━━━━━ TASK DATA ━━━━━
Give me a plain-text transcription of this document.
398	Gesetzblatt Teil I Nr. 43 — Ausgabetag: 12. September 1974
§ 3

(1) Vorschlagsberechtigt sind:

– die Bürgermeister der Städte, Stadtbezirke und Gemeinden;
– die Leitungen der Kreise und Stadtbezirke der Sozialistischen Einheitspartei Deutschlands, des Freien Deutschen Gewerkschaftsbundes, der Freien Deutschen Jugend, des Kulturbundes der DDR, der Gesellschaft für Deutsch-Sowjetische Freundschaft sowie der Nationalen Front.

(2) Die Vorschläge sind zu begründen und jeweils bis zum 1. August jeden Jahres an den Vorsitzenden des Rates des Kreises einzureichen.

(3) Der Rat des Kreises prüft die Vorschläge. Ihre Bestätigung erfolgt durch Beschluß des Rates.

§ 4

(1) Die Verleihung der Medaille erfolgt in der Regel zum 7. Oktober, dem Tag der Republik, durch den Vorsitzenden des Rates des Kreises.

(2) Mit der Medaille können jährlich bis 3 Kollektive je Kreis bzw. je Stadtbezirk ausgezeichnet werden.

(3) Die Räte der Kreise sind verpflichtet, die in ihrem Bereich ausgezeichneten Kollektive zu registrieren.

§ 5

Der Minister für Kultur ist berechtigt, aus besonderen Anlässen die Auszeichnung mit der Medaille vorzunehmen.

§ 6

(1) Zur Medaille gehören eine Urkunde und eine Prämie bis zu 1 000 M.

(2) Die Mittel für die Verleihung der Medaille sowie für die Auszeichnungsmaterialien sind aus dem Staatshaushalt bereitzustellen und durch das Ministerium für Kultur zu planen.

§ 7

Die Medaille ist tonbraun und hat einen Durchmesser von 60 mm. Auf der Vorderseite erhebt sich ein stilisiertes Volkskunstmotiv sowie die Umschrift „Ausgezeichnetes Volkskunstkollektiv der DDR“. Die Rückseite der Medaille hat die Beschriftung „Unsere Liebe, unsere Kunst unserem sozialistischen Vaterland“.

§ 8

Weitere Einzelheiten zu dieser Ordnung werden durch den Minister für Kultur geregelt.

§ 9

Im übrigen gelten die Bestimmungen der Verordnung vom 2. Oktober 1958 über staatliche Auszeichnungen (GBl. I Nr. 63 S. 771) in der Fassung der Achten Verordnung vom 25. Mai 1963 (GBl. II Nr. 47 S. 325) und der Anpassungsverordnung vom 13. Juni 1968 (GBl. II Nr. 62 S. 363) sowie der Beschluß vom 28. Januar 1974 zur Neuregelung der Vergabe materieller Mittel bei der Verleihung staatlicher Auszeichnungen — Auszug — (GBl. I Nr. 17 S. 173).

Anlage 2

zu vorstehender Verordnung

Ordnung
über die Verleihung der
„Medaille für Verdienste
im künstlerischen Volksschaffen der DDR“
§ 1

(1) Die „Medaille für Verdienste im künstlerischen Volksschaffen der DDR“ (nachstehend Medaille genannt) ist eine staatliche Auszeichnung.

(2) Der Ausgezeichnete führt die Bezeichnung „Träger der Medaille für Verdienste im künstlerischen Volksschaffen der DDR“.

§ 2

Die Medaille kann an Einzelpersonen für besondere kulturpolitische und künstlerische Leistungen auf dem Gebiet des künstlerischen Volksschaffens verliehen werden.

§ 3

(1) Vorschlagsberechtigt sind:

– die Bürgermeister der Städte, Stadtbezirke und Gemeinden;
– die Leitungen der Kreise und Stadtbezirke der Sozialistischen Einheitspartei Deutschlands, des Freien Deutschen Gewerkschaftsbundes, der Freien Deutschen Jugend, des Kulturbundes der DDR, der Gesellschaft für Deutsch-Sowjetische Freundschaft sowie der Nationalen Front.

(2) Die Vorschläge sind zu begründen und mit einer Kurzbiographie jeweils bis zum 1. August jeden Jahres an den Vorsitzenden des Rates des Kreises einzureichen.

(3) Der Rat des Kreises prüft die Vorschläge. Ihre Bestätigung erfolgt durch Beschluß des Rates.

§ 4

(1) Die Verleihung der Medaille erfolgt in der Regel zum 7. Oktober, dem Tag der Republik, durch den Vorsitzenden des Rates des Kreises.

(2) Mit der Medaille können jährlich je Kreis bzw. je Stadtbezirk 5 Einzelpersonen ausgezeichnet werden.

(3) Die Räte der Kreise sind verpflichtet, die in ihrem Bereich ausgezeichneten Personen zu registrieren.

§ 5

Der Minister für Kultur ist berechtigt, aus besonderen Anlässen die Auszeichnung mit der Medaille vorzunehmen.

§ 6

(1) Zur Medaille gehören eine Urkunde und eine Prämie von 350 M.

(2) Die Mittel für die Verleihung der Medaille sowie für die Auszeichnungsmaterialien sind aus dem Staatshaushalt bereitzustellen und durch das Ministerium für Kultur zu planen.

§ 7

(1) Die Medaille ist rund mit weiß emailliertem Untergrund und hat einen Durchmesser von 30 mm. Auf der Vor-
━━━━━
» **TASK REQUIREMENTS**:
Repeat the data precisely, reproducing every entry.

» **FINISHED ANSWER**:
Give me a plain-text transcription of this document.
398	Gesetzblatt Teil I Nr. 43 — Ausgabetag: 12. September 1974
§ 3

(1) Vorschlagsberechtigt sind:

– die Bürgermeister der Städte, Stadtbezirke und Gemeinden;
– die Leitungen der Kreise und Stadtbezirke der Sozialistischen Einheitspartei Deutschlands, des Freien Deutschen Gewerkschaftsbundes, der Freien Deutschen Jugend, des Kulturbundes der DDR, der Gesellschaft für Deutsch-Sowjetische Freundschaft sowie der Nationalen Front.

(2) Die Vorschläge sind zu begründen und jeweils bis zum 1. August jeden Jahres an den Vorsitzenden des Rates des Kreises einzureichen.

(3) Der Rat des Kreises prüft die Vorschläge. Ihre Bestätigung erfolgt durch Beschluß des Rates.

§ 4

(1) Die Verleihung der Medaille erfolgt in der Regel zum 7. Oktober, dem Tag der Republik, durch den Vorsitzenden des Rates des Kreises.

(2) Mit der Medaille können jährlich bis 3 Kollektive je Kreis bzw. je Stadtbezirk ausgezeichnet werden.

(3) Die Räte der Kreise sind verpflichtet, die in ihrem Bereich ausgezeichneten Kollektive zu registrieren.

§ 5

Der Minister für Kultur ist berechtigt, aus besonderen Anlässen die Auszeichnung mit der Medaille vorzunehmen.

§ 6

(1) Zur Medaille gehören eine Urkunde und eine Prämie bis zu 1 000 M.

(2) Die Mittel für die Verleihung der Medaille sowie für die Auszeichnungsmaterialien sind aus dem Staatshaushalt bereitzustellen und durch das Ministerium für Kultur zu planen.

§ 7

Die Medaille ist tonbraun und hat einen Durchmesser von 60 mm. Auf der Vorderseite erhebt sich ein stilisiertes Volkskunstmotiv sowie die Umschrift „Ausgezeichnetes Volkskunstkollektiv der DDR“. Die Rückseite der Medaille hat die Beschriftung „Unsere Liebe, unsere Kunst unserem sozialistischen Vaterland“.

§ 8

Weitere Einzelheiten zu dieser Ordnung werden durch den Minister für Kultur geregelt.

§ 9

Im übrigen gelten die Bestimmungen der Verordnung vom 2. Oktober 1958 über staatliche Auszeichnungen (GBl. I Nr. 63 S. 771) in der Fassung der Achten Verordnung vom 25. Mai 1963 (GBl. II Nr. 47 S. 325) und der Anpassungsverordnung vom 13. Juni 1968 (GBl. II Nr. 62 S. 363) sowie der Beschluß vom 28. Januar 1974 zur Neuregelung der Vergabe materieller Mittel bei der Verleihung staatlicher Auszeichnungen — Auszug — (GBl. I Nr. 17 S. 173).

Anlage 2

zu vorstehender Verordnung

Ordnung
über die Verleihung der
„Medaille für Verdienste
im künstlerischen Volksschaffen der DDR“
§ 1

(1) Die „Medaille für Verdienste im künstlerischen Volksschaffen der DDR“ (nachstehend Medaille genannt) ist eine staatliche Auszeichnung.

(2) Der Ausgezeichnete führt die Bezeichnung „Träger der Medaille für Verdienste im künstlerischen Volksschaffen der DDR“.

§ 2

Die Medaille kann an Einzelpersonen für besondere kulturpolitische und künstlerische Leistungen auf dem Gebiet des künstlerischen Volksschaffens verliehen werden.

§ 3

(1) Vorschlagsberechtigt sind:

– die Bürgermeister der Städte, Stadtbezirke und Gemeinden;
– die Leitungen der Kreise und Stadtbezirke der Sozialistischen Einheitspartei Deutschlands, des Freien Deutschen Gewerkschaftsbundes, der Freien Deutschen Jugend, des Kulturbundes der DDR, der Gesellschaft für Deutsch-Sowjetische Freundschaft sowie der Nationalen Front.

(2) Die Vorschläge sind zu begründen und mit einer Kurzbiographie jeweils bis zum 1. August jeden Jahres an den Vorsitzenden des Rates des Kreises einzureichen.

(3) Der Rat des Kreises prüft die Vorschläge. Ihre Bestätigung erfolgt durch Beschluß des Rates.

§ 4

(1) Die Verleihung der Medaille erfolgt in der Regel zum 7. Oktober, dem Tag der Republik, durch den Vorsitzenden des Rates des Kreises.

(2) Mit der Medaille können jährlich je Kreis bzw. je Stadtbezirk 5 Einzelpersonen ausgezeichnet werden.

(3) Die Räte der Kreise sind verpflichtet, die in ihrem Bereich ausgezeichneten Personen zu registrieren.

§ 5

Der Minister für Kultur ist berechtigt, aus besonderen Anlässen die Auszeichnung mit der Medaille vorzunehmen.

§ 6

(1) Zur Medaille gehören eine Urkunde und eine Prämie von 350 M.

(2) Die Mittel für die Verleihung der Medaille sowie für die Auszeichnungsmaterialien sind aus dem Staatshaushalt bereitzustellen und durch das Ministerium für Kultur zu planen.

§ 7

(1) Die Medaille ist rund mit weiß emailliertem Untergrund und hat einen Durchmesser von 30 mm. Auf der Vor-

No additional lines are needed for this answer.